__Instructions to follow__
Quote the records in full and leave their pictures out.

__Listed entries__
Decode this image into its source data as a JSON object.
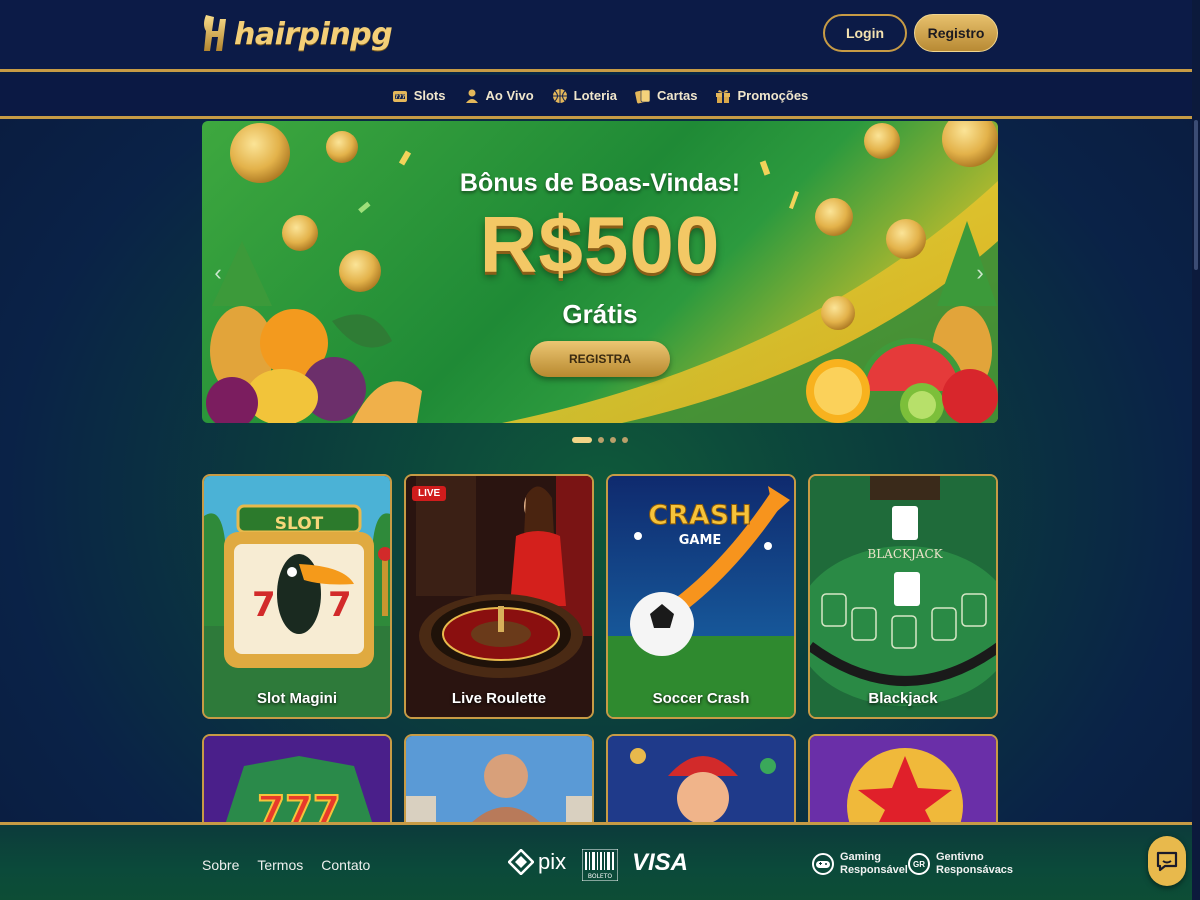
{
  "header": {
    "logo_text": "hairpinpg",
    "login_label": "Login",
    "register_label": "Registro"
  },
  "nav": {
    "items": [
      {
        "label": "Slots",
        "icon": "slot-machine-icon"
      },
      {
        "label": "Ao Vivo",
        "icon": "dealer-icon"
      },
      {
        "label": "Loteria",
        "icon": "lottery-ball-icon"
      },
      {
        "label": "Cartas",
        "icon": "cards-icon"
      },
      {
        "label": "Promoções",
        "icon": "gift-icon"
      }
    ]
  },
  "banner": {
    "title": "Bônus de Boas-Vindas!",
    "amount": "R$500",
    "subtitle": "Grátis",
    "cta_label": "REGISTRA",
    "slide_count": 4,
    "active_slide": 1
  },
  "games": {
    "row1": [
      {
        "label": "Slot Magini",
        "art_text": "SLOT"
      },
      {
        "label": "Live Roulette",
        "badge": "LIVE"
      },
      {
        "label": "Soccer Crash",
        "art_text": "CRASH",
        "art_subtext": "GAME"
      },
      {
        "label": "Blackjack",
        "art_text": "BLACKJACK"
      }
    ]
  },
  "footer": {
    "links": [
      "Sobre",
      "Termos",
      "Contato"
    ],
    "payments": {
      "pix": "pix",
      "boleto": "BOLETO",
      "visa": "VISA"
    },
    "responsible": [
      {
        "icon_text": "",
        "line1": "Gaming",
        "line2": "Responsável"
      },
      {
        "icon_text": "GR",
        "line1": "Gentivno",
        "line2": "Responsávacs"
      }
    ]
  },
  "colors": {
    "gold": "#c79b45",
    "navy": "#0c1b47",
    "banner_green": "#1f8a36"
  }
}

__Answer to the problem__
Decode this image into its source data as a JSON object.
{
  "header": {
    "logo_text": "hairpinpg",
    "login_label": "Login",
    "register_label": "Registro"
  },
  "nav": {
    "items": [
      {
        "label": "Slots",
        "icon": "slot-machine-icon"
      },
      {
        "label": "Ao Vivo",
        "icon": "dealer-icon"
      },
      {
        "label": "Loteria",
        "icon": "lottery-ball-icon"
      },
      {
        "label": "Cartas",
        "icon": "cards-icon"
      },
      {
        "label": "Promoções",
        "icon": "gift-icon"
      }
    ]
  },
  "banner": {
    "title": "Bônus de Boas-Vindas!",
    "amount": "R$500",
    "subtitle": "Grátis",
    "cta_label": "REGISTRA",
    "slide_count": 4,
    "active_slide": 1
  },
  "games": {
    "row1": [
      {
        "label": "Slot Magini",
        "art_text": "SLOT"
      },
      {
        "label": "Live Roulette",
        "badge": "LIVE"
      },
      {
        "label": "Soccer Crash",
        "art_text": "CRASH",
        "art_subtext": "GAME"
      },
      {
        "label": "Blackjack",
        "art_text": "BLACKJACK"
      }
    ]
  },
  "footer": {
    "links": [
      "Sobre",
      "Termos",
      "Contato"
    ],
    "payments": {
      "pix": "pix",
      "boleto": "BOLETO",
      "visa": "VISA"
    },
    "responsible": [
      {
        "icon_text": "",
        "line1": "Gaming",
        "line2": "Responsável"
      },
      {
        "icon_text": "GR",
        "line1": "Gentivno",
        "line2": "Responsávacs"
      }
    ]
  },
  "colors": {
    "gold": "#c79b45",
    "navy": "#0c1b47",
    "banner_green": "#1f8a36"
  }
}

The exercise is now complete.